**Exercise aim**
Pick up the page on the Four Gallican Articles of 1682 where it stops and keep writing it.

**Extract to read**
_____

Declaration of the Clergy of France / Four Gallican Articles (Déclaration des Quatre Articles)
Declaratio cleri Gallicani de potestate ecclesiastica
Petro ejusque successoribus Christus in spiritualibus et ad salutem aeternam pertinentibus dedisse potestatem.
Our renderingChrist gave to Peter and his successors power in spiritual matters and those pertaining to eternal salvation.
What it is
The four articles composed by Bossuet in 1682, declaring royal independence from papal temporal authority, were mandated by the Organic Articles of 1802 (Napoleon's appendix to the Concordat) as required teaching in all French seminaries and faculties of theology. The Declaration was the foundational text of French Catholic education under Napoleon — every priest formed under the Empire would have been taught from it. It defined the ecclesiological framework within which all Napoleonic court religion operated, and the Imperial Catechism's deference to civil authority reflects Gallican principles enshrined in the Four Articles.
Why it still matters
Of limited direct devotional use today given its partisan ecclesiology, but its Article 1 on the distinction of spiritual and temporal authority and Article 4's statement that papal definitions of faith are reformable without conciliar reception still inform ecumenical discussions. Historical interest for students of Gallicanism.
Kept alongside
Méditations sur l'Évangile (Meditations on the Gospel)

_____

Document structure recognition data
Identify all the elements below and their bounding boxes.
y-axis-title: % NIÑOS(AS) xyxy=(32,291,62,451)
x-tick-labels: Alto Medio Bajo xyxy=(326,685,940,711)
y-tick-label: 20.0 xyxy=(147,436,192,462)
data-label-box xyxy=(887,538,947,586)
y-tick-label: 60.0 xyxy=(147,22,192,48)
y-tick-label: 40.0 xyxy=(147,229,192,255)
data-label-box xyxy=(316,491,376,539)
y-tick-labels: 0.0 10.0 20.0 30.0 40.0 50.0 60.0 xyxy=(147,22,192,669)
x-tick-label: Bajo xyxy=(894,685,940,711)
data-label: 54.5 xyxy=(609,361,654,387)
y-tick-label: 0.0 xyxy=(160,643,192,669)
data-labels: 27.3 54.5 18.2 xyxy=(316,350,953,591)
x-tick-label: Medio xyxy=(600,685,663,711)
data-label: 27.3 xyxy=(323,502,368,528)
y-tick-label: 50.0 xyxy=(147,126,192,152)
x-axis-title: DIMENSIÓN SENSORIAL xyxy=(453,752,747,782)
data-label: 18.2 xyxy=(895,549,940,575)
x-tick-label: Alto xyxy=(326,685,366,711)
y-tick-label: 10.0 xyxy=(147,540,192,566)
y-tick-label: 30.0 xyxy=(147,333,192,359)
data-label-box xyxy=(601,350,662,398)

_____

**Response area**
Méditations sur l'Évangile
Bossuet's posthumously published meditation on the words of Christ, originally composed for the Visitation nuns of Meaux as a sustained commentary on Christ's public ministry and passion. First published 1730–1731 in Paris by Pierre-Jean Mariette, edited by Bossuet's nephew. As the doctrinal grandfather of the Napoleonic Imperial Catechism's framework, Bossuet's works were standard formation reading for educated Catholics in the French court, though no documented ownership or reading record for a specific Bonaparte family member has been located. The text is organized for continuous Gospel meditation and reflects Bossuet's characteristic combination of rhetorical grandeur and interior scriptural devotion.
Prayer of the Concordat: Domine salvam fac Rempublicam / salvos fac Consules
Prière prescrite par le Concordat de 1801, Article 8
Article 8 of the Concordat of 1801 prescribed a specific Latin prayer to be recited at the end of the Divine Office in every Catholic church in France: 'Domine, salvam fac Rempublicam; Domine, salvos fac Consules.' This was the first mandatory liturgical text directly authored by the Napoleonic state, embedding explicit intercessory prayer for the regime into every parish's daily office across the entire country. When Napoleon became Emperor in 1804 the formula was adapted to 'Domine, salvum fac Imperatorem nostrum Napoleonem,' and this version was sung publicly at every solemn Mass throughout the Empire. Its Psalm 20 (Vulgate 19) root — 'Domine, salvum fac regem' — anchored the formula in ancient liturgical tradition while redirecting it to republican and then imperial authority.
Domine salvum fac imperatorem nostrum Napoleonem
Domine, salvum fac imperatorem nostrum Napoleonem et exaudi nos in die qua invocaverimus te
The imperial adaptation of the ancient French royal prayer Domine salvum fac regem, itself drawn from Psalm 19:10 (Vulgate), mandatory throughout the Empire from c. 1804 onward. It was sung every Sunday at grand Mass after Communion and at Benediction of the Blessed Sacrament in all imperial territories, replacing the Bourbon formula 'God save the King' with 'God save our Emperor Napoleon.' Paisiello set it as the final movement of the Coronation Mass performed at Notre-Dame on 2 December 1804, and Gounod later composed a setting reflecting its continued use into the Second Empire. The prayer exemplifies how Napoleonic religious policy absorbed and repurposed the entire liturgical apparatus of the Ancien Régime.